[Begin Extracted entries]
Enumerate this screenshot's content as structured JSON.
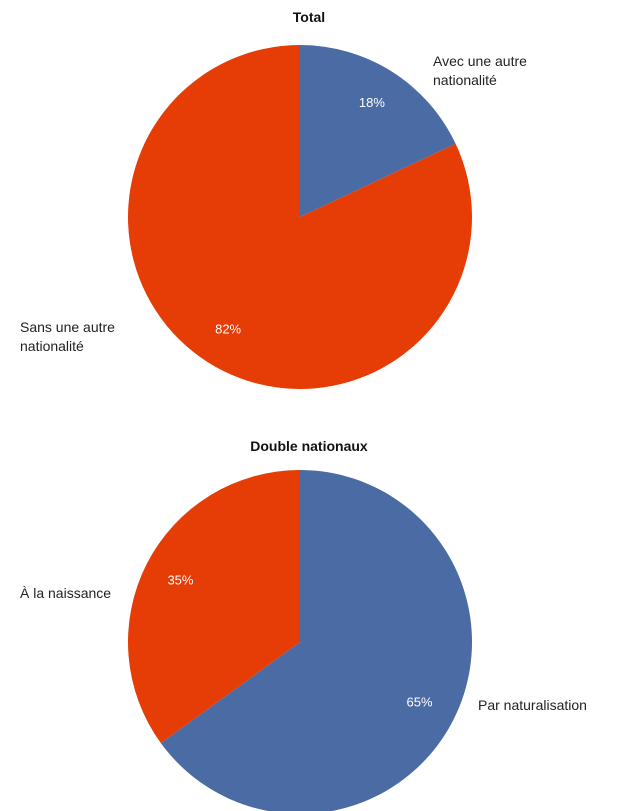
{
  "chart_data": [
    {
      "type": "pie",
      "title": "Total",
      "categories": [
        "Avec une autre nationalité",
        "Sans une autre nationalité"
      ],
      "values": [
        18,
        82
      ],
      "value_labels": [
        "18%",
        "82%"
      ],
      "colors": [
        "#4a6ba3",
        "#e63c05"
      ]
    },
    {
      "type": "pie",
      "title": "Double nationaux",
      "categories": [
        "Par naturalisation",
        "À la naissance"
      ],
      "values": [
        65,
        35
      ],
      "value_labels": [
        "65%",
        "35%"
      ],
      "colors": [
        "#4a6ba3",
        "#e63c05"
      ]
    }
  ]
}
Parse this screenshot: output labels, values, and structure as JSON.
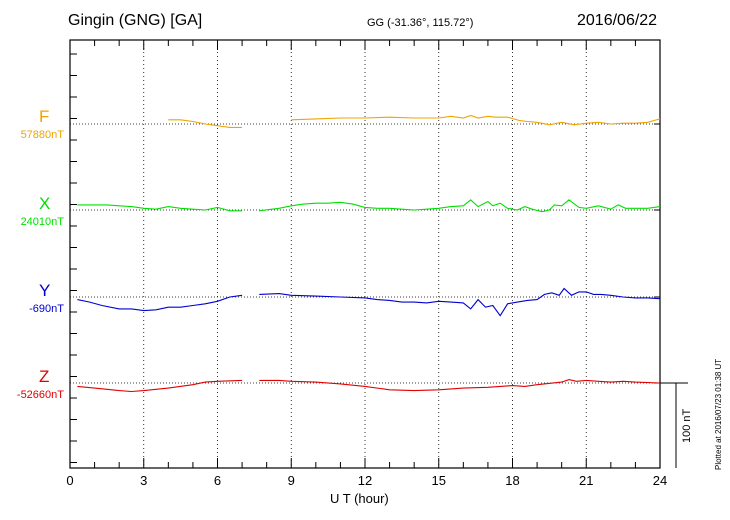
{
  "header": {
    "station": "Gingin (GNG)  [GA]",
    "coords": "GG (-31.36°, 115.72°)",
    "date": "2016/06/22"
  },
  "chart_data": {
    "type": "line",
    "title": "Gingin (GNG)  [GA]",
    "xlabel": "U T (hour)",
    "xlim": [
      0,
      24
    ],
    "xticks": [
      "0",
      "3",
      "6",
      "9",
      "12",
      "15",
      "18",
      "21",
      "24"
    ],
    "scale_bar": "100 nT",
    "grid": true,
    "series": [
      {
        "name": "F",
        "color": "#f0a400",
        "baseline": "57880nT",
        "segments": [
          [
            [
              4.0,
              -5
            ],
            [
              4.5,
              -5
            ],
            [
              5.0,
              -3
            ],
            [
              5.5,
              0
            ],
            [
              6.0,
              2
            ],
            [
              6.5,
              4
            ],
            [
              7.0,
              4
            ]
          ],
          [
            [
              9.0,
              -5
            ],
            [
              10.0,
              -6
            ],
            [
              11.0,
              -7
            ],
            [
              12.0,
              -7
            ],
            [
              13.0,
              -8
            ],
            [
              14.0,
              -7
            ],
            [
              15.0,
              -7
            ],
            [
              15.5,
              -9
            ],
            [
              16.0,
              -7
            ],
            [
              16.3,
              -10
            ],
            [
              16.6,
              -7
            ],
            [
              17.0,
              -9
            ],
            [
              17.3,
              -8
            ],
            [
              17.8,
              -8
            ],
            [
              18.3,
              -4
            ],
            [
              18.6,
              -3
            ],
            [
              19.0,
              -2
            ],
            [
              19.5,
              1
            ],
            [
              20.0,
              -2
            ],
            [
              20.5,
              1
            ],
            [
              21.0,
              -1
            ],
            [
              21.5,
              -2
            ],
            [
              22.0,
              0
            ],
            [
              22.5,
              -1
            ],
            [
              23.0,
              -1
            ],
            [
              23.5,
              -2
            ],
            [
              24.0,
              -6
            ]
          ]
        ]
      },
      {
        "name": "X",
        "color": "#00e000",
        "baseline": "24010nT",
        "segments": [
          [
            [
              0.3,
              -6
            ],
            [
              1.0,
              -6
            ],
            [
              1.5,
              -6
            ],
            [
              2.0,
              -5
            ],
            [
              2.5,
              -4
            ],
            [
              3.0,
              -2
            ],
            [
              3.5,
              -1
            ],
            [
              4.0,
              -4
            ],
            [
              4.5,
              -2
            ],
            [
              5.0,
              -1
            ],
            [
              5.5,
              0
            ],
            [
              6.0,
              -3
            ],
            [
              6.5,
              1
            ],
            [
              7.0,
              1
            ]
          ],
          [
            [
              7.7,
              1
            ],
            [
              8.5,
              -2
            ],
            [
              9.0,
              -5
            ],
            [
              9.5,
              -7
            ],
            [
              10.0,
              -8
            ],
            [
              10.5,
              -8
            ],
            [
              11.0,
              -9
            ],
            [
              11.5,
              -7
            ],
            [
              12.0,
              -3
            ],
            [
              12.5,
              -2
            ],
            [
              13.0,
              -2
            ],
            [
              13.5,
              -1
            ],
            [
              14.0,
              0
            ],
            [
              14.5,
              -1
            ],
            [
              15.0,
              -2
            ],
            [
              15.5,
              -4
            ],
            [
              16.0,
              -5
            ],
            [
              16.3,
              -12
            ],
            [
              16.6,
              -4
            ],
            [
              17.0,
              -10
            ],
            [
              17.2,
              -5
            ],
            [
              17.5,
              -8
            ],
            [
              17.8,
              -2
            ],
            [
              18.2,
              0
            ],
            [
              18.5,
              -4
            ],
            [
              18.8,
              -1
            ],
            [
              19.2,
              2
            ],
            [
              19.5,
              0
            ],
            [
              19.7,
              -6
            ],
            [
              20.0,
              -5
            ],
            [
              20.3,
              -12
            ],
            [
              20.7,
              -3
            ],
            [
              21.0,
              -2
            ],
            [
              21.5,
              -5
            ],
            [
              22.0,
              -1
            ],
            [
              22.3,
              -6
            ],
            [
              22.6,
              -2
            ],
            [
              23.0,
              -2
            ],
            [
              23.5,
              -2
            ],
            [
              24.0,
              -4
            ]
          ]
        ]
      },
      {
        "name": "Y",
        "color": "#0000d0",
        "baseline": "-690nT",
        "segments": [
          [
            [
              0.3,
              3
            ],
            [
              0.8,
              6
            ],
            [
              1.3,
              10
            ],
            [
              2.0,
              14
            ],
            [
              2.5,
              14
            ],
            [
              3.0,
              16
            ],
            [
              3.5,
              15
            ],
            [
              4.0,
              12
            ],
            [
              4.5,
              12
            ],
            [
              5.0,
              10
            ],
            [
              5.5,
              8
            ],
            [
              6.0,
              5
            ],
            [
              6.5,
              0
            ],
            [
              7.0,
              -2
            ]
          ],
          [
            [
              7.7,
              -3
            ],
            [
              8.5,
              -4
            ],
            [
              9.0,
              -2
            ],
            [
              10.0,
              -1
            ],
            [
              11.0,
              0
            ],
            [
              12.0,
              1
            ],
            [
              12.5,
              3
            ],
            [
              13.0,
              4
            ],
            [
              13.5,
              6
            ],
            [
              14.0,
              6
            ],
            [
              14.5,
              7
            ],
            [
              15.0,
              5
            ],
            [
              15.5,
              6
            ],
            [
              16.0,
              7
            ],
            [
              16.3,
              14
            ],
            [
              16.6,
              3
            ],
            [
              16.9,
              12
            ],
            [
              17.2,
              10
            ],
            [
              17.5,
              22
            ],
            [
              17.8,
              8
            ],
            [
              18.2,
              6
            ],
            [
              18.6,
              4
            ],
            [
              19.0,
              3
            ],
            [
              19.3,
              -3
            ],
            [
              19.6,
              -5
            ],
            [
              19.9,
              -2
            ],
            [
              20.1,
              -10
            ],
            [
              20.4,
              -2
            ],
            [
              20.7,
              -6
            ],
            [
              21.0,
              -6
            ],
            [
              21.3,
              -3
            ],
            [
              21.6,
              -3
            ],
            [
              22.0,
              -2
            ],
            [
              22.5,
              0
            ],
            [
              23.0,
              1
            ],
            [
              23.5,
              1
            ],
            [
              24.0,
              2
            ]
          ]
        ]
      },
      {
        "name": "Z",
        "color": "#e00000",
        "baseline": "-52660nT",
        "segments": [
          [
            [
              0.3,
              4
            ],
            [
              1.0,
              6
            ],
            [
              2.0,
              9
            ],
            [
              2.5,
              10
            ],
            [
              3.0,
              9
            ],
            [
              4.0,
              6
            ],
            [
              5.0,
              2
            ],
            [
              5.5,
              -1
            ],
            [
              6.0,
              -2
            ],
            [
              7.0,
              -3
            ]
          ],
          [
            [
              7.7,
              -3
            ],
            [
              8.5,
              -3
            ],
            [
              9.0,
              -2
            ],
            [
              10.0,
              -1
            ],
            [
              11.0,
              1
            ],
            [
              12.0,
              4
            ],
            [
              13.0,
              8
            ],
            [
              14.0,
              9
            ],
            [
              15.0,
              8
            ],
            [
              16.0,
              6
            ],
            [
              17.0,
              5
            ],
            [
              17.5,
              4
            ],
            [
              18.0,
              3
            ],
            [
              18.5,
              4
            ],
            [
              19.0,
              2
            ],
            [
              20.0,
              -1
            ],
            [
              20.3,
              -4
            ],
            [
              20.6,
              -2
            ],
            [
              21.0,
              -3
            ],
            [
              21.5,
              -2
            ],
            [
              22.0,
              -1
            ],
            [
              22.5,
              -2
            ],
            [
              23.0,
              -1
            ],
            [
              24.0,
              0
            ]
          ]
        ]
      }
    ]
  },
  "footer": {
    "plotted": "Plotted at 2016/07/23 01:38 UT"
  }
}
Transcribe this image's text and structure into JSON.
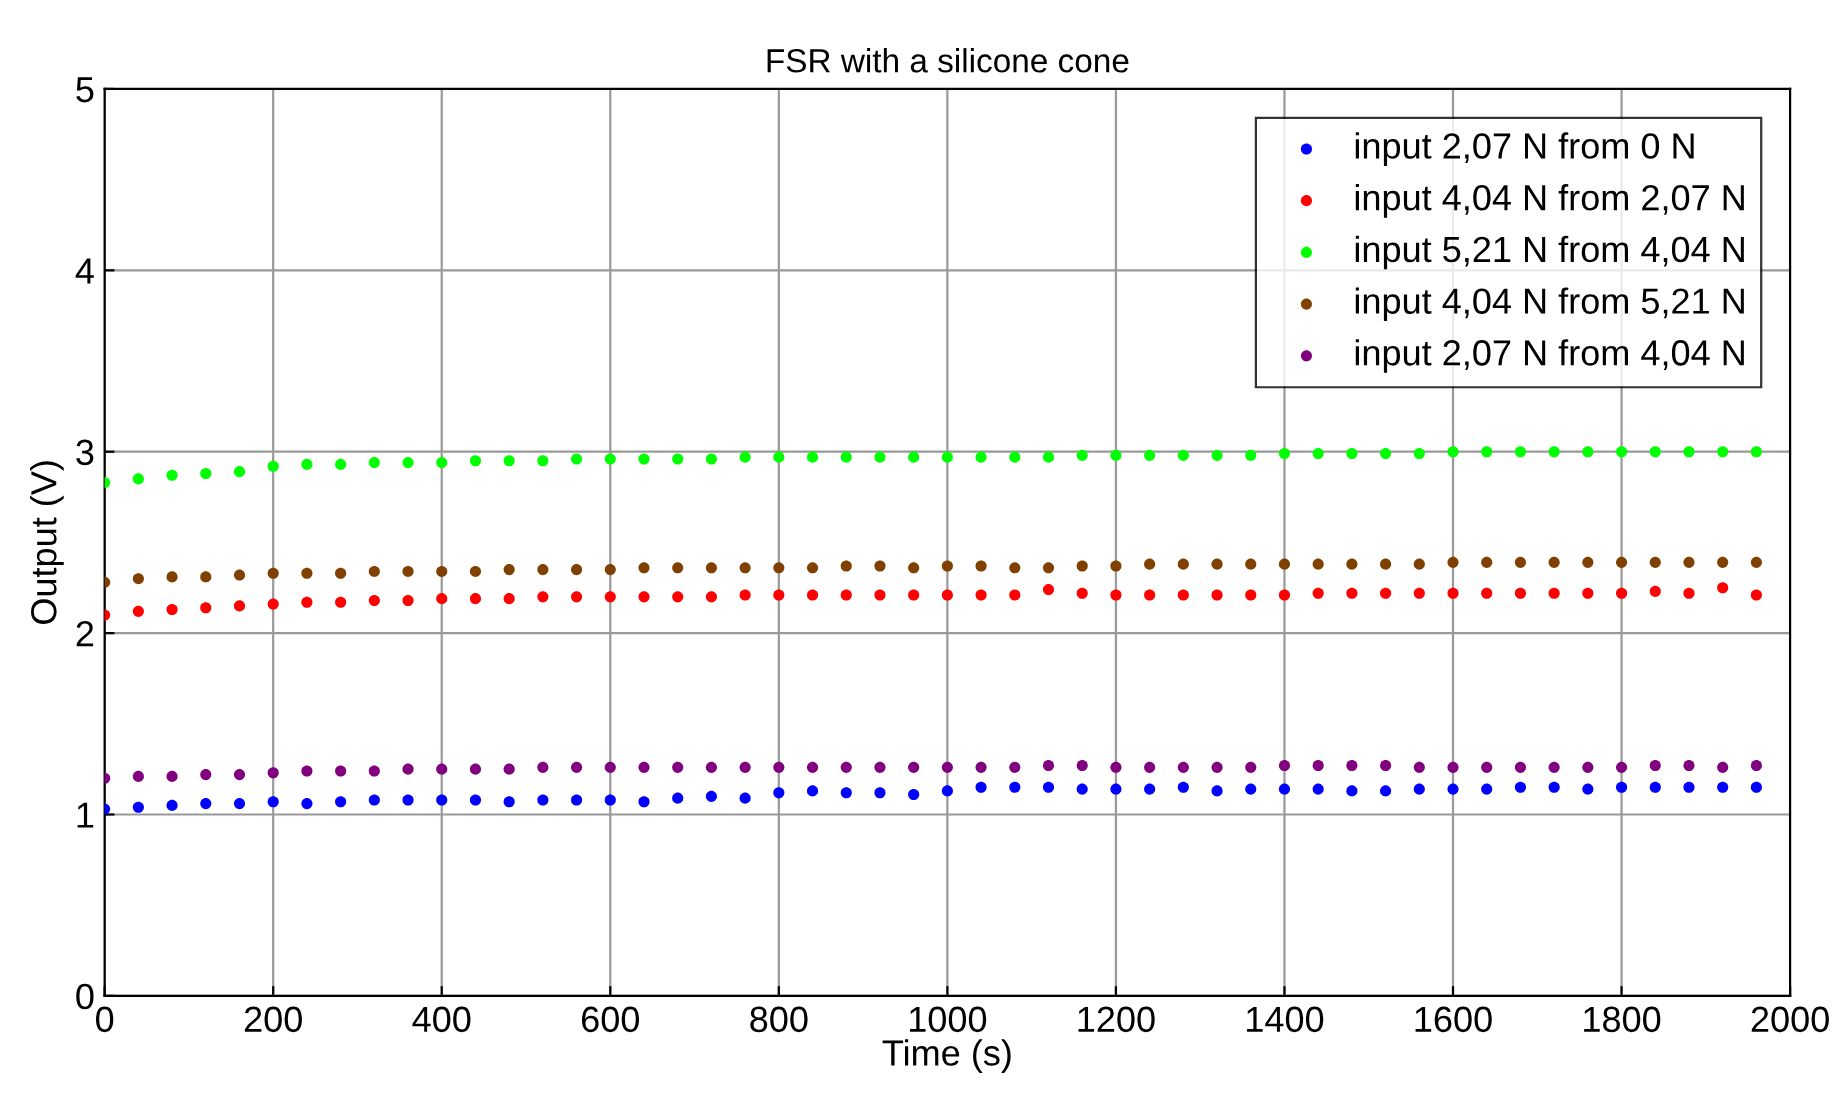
{
  "chart_data": {
    "type": "scatter",
    "title": "FSR with a silicone cone",
    "xlabel": "Time (s)",
    "ylabel": "Output (V)",
    "x": [
      0,
      40,
      80,
      120,
      160,
      200,
      240,
      280,
      320,
      360,
      400,
      440,
      480,
      520,
      560,
      600,
      640,
      680,
      720,
      760,
      800,
      840,
      880,
      920,
      960,
      1000,
      1040,
      1080,
      1120,
      1160,
      1200,
      1240,
      1280,
      1320,
      1360,
      1400,
      1440,
      1480,
      1520,
      1560,
      1600,
      1640,
      1680,
      1720,
      1760,
      1800,
      1840,
      1880,
      1920,
      1960
    ],
    "xlim": [
      0,
      2000
    ],
    "xticks": [
      0,
      200,
      400,
      600,
      800,
      1000,
      1200,
      1400,
      1600,
      1800,
      2000
    ],
    "ylim": [
      0,
      5
    ],
    "yticks": [
      0,
      1,
      2,
      3,
      4,
      5
    ],
    "grid": true,
    "legend": "top right",
    "marker": "circle",
    "series": [
      {
        "name": "input 2,07 N from 0 N",
        "color": "#0000ff",
        "values": [
          1.03,
          1.04,
          1.05,
          1.06,
          1.06,
          1.07,
          1.06,
          1.07,
          1.08,
          1.08,
          1.08,
          1.08,
          1.07,
          1.08,
          1.08,
          1.08,
          1.07,
          1.09,
          1.1,
          1.09,
          1.12,
          1.13,
          1.12,
          1.12,
          1.11,
          1.13,
          1.15,
          1.15,
          1.15,
          1.14,
          1.14,
          1.14,
          1.15,
          1.13,
          1.14,
          1.14,
          1.14,
          1.13,
          1.13,
          1.14,
          1.14,
          1.14,
          1.15,
          1.15,
          1.14,
          1.15,
          1.15,
          1.15,
          1.15,
          1.15
        ]
      },
      {
        "name": "input 4,04 N from 2,07 N",
        "color": "#ff0000",
        "values": [
          2.1,
          2.12,
          2.13,
          2.14,
          2.15,
          2.16,
          2.17,
          2.17,
          2.18,
          2.18,
          2.19,
          2.19,
          2.19,
          2.2,
          2.2,
          2.2,
          2.2,
          2.2,
          2.2,
          2.21,
          2.21,
          2.21,
          2.21,
          2.21,
          2.21,
          2.21,
          2.21,
          2.21,
          2.24,
          2.22,
          2.21,
          2.21,
          2.21,
          2.21,
          2.21,
          2.21,
          2.22,
          2.22,
          2.22,
          2.22,
          2.22,
          2.22,
          2.22,
          2.22,
          2.22,
          2.22,
          2.23,
          2.22,
          2.25,
          2.21
        ]
      },
      {
        "name": "input 5,21 N from 4,04 N",
        "color": "#00ff00",
        "values": [
          2.83,
          2.85,
          2.87,
          2.88,
          2.89,
          2.92,
          2.93,
          2.93,
          2.94,
          2.94,
          2.94,
          2.95,
          2.95,
          2.95,
          2.96,
          2.96,
          2.96,
          2.96,
          2.96,
          2.97,
          2.97,
          2.97,
          2.97,
          2.97,
          2.97,
          2.97,
          2.97,
          2.97,
          2.97,
          2.98,
          2.98,
          2.98,
          2.98,
          2.98,
          2.98,
          2.99,
          2.99,
          2.99,
          2.99,
          2.99,
          3.0,
          3.0,
          3.0,
          3.0,
          3.0,
          3.0,
          3.0,
          3.0,
          3.0,
          3.0
        ]
      },
      {
        "name": "input 4,04 N from 5,21 N",
        "color": "#804000",
        "values": [
          2.28,
          2.3,
          2.31,
          2.31,
          2.32,
          2.33,
          2.33,
          2.33,
          2.34,
          2.34,
          2.34,
          2.34,
          2.35,
          2.35,
          2.35,
          2.35,
          2.36,
          2.36,
          2.36,
          2.36,
          2.36,
          2.36,
          2.37,
          2.37,
          2.36,
          2.37,
          2.37,
          2.36,
          2.36,
          2.37,
          2.37,
          2.38,
          2.38,
          2.38,
          2.38,
          2.38,
          2.38,
          2.38,
          2.38,
          2.38,
          2.39,
          2.39,
          2.39,
          2.39,
          2.39,
          2.39,
          2.39,
          2.39,
          2.39,
          2.39
        ]
      },
      {
        "name": "input 2,07 N from 4,04 N",
        "color": "#800080",
        "values": [
          1.2,
          1.21,
          1.21,
          1.22,
          1.22,
          1.23,
          1.24,
          1.24,
          1.24,
          1.25,
          1.25,
          1.25,
          1.25,
          1.26,
          1.26,
          1.26,
          1.26,
          1.26,
          1.26,
          1.26,
          1.26,
          1.26,
          1.26,
          1.26,
          1.26,
          1.26,
          1.26,
          1.26,
          1.27,
          1.27,
          1.26,
          1.26,
          1.26,
          1.26,
          1.26,
          1.27,
          1.27,
          1.27,
          1.27,
          1.26,
          1.26,
          1.26,
          1.26,
          1.26,
          1.26,
          1.26,
          1.27,
          1.27,
          1.26,
          1.27
        ]
      }
    ]
  }
}
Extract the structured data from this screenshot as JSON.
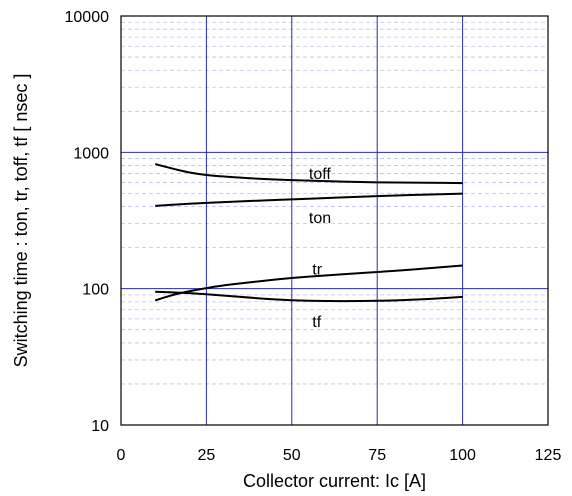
{
  "chart_data": {
    "type": "line",
    "xlabel": "Collector current: Ic [A]",
    "ylabel": "Switching time  :  ton, tr, toff, tf  [ nsec ]",
    "xlim": [
      0,
      125
    ],
    "ylim": [
      10,
      10000
    ],
    "yscale": "log",
    "grid": true,
    "x_ticks": [
      "0",
      "25",
      "50",
      "75",
      "100",
      "125"
    ],
    "y_ticks": [
      "10",
      "100",
      "1000",
      "10000"
    ],
    "series": [
      {
        "name": "toff",
        "x": [
          10,
          15,
          20,
          25,
          30,
          40,
          50,
          60,
          70,
          80,
          90,
          100
        ],
        "values": [
          820,
          760,
          710,
          680,
          665,
          640,
          625,
          615,
          605,
          600,
          598,
          595
        ]
      },
      {
        "name": "ton",
        "x": [
          10,
          20,
          30,
          40,
          50,
          60,
          70,
          80,
          90,
          100
        ],
        "values": [
          405,
          420,
          432,
          442,
          452,
          462,
          472,
          482,
          490,
          498
        ]
      },
      {
        "name": "tr",
        "x": [
          10,
          15,
          20,
          25,
          30,
          40,
          50,
          60,
          70,
          80,
          90,
          100
        ],
        "values": [
          82,
          90,
          96,
          101,
          106,
          113,
          120,
          125,
          130,
          135,
          141,
          148
        ]
      },
      {
        "name": "tf",
        "x": [
          10,
          20,
          30,
          40,
          50,
          60,
          70,
          80,
          90,
          100
        ],
        "values": [
          95,
          93,
          89,
          85,
          82,
          81,
          81,
          82,
          84,
          87
        ]
      }
    ]
  }
}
[End Extracted entries]
■ Short task
From the listing above, collect each line in which the string "this" appears.

■ Result below
Enumerate this screenshot's content as structured JSON.
Parse this screenshot: output labels, values, and structure as JSON.
Transcribe this image's text and structure into JSON.
Extract the structured data from this screenshot as JSON.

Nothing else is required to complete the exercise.